=== STORED DATA ===
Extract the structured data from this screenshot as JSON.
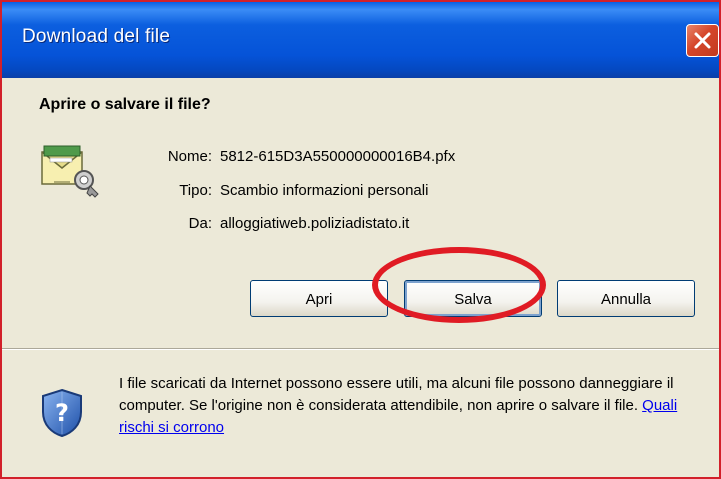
{
  "window": {
    "title": "Download del file"
  },
  "dialog": {
    "question": "Aprire o salvare il file?",
    "info": [
      {
        "label": "Nome:",
        "value": "5812-615D3A550000000016B4.pfx"
      },
      {
        "label": "Tipo:",
        "value": "Scambio informazioni personali"
      },
      {
        "label": "Da:",
        "value": "alloggiatiweb.poliziadistato.it"
      }
    ],
    "buttons": {
      "open": "Apri",
      "save": "Salva",
      "cancel": "Annulla"
    },
    "warning": {
      "text": "I file scaricati da Internet possono essere utili, ma alcuni file possono danneggiare il computer. Se l'origine non è considerata attendibile, non aprire o salvare il file. ",
      "link": "Quali rischi si corrono"
    }
  },
  "icons": {
    "file": "certificate-file-icon",
    "shield": "security-shield-icon",
    "close": "close-icon"
  },
  "colors": {
    "titlebar": "#0553d8",
    "dialog_bg": "#ece9d8",
    "highlight": "#e01b24",
    "close_button": "#d5462a"
  }
}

=== TASK BRIEF ===
The answer is a single number: how many lines include the word "value"?

=== CORRECT OUTPUT ===
3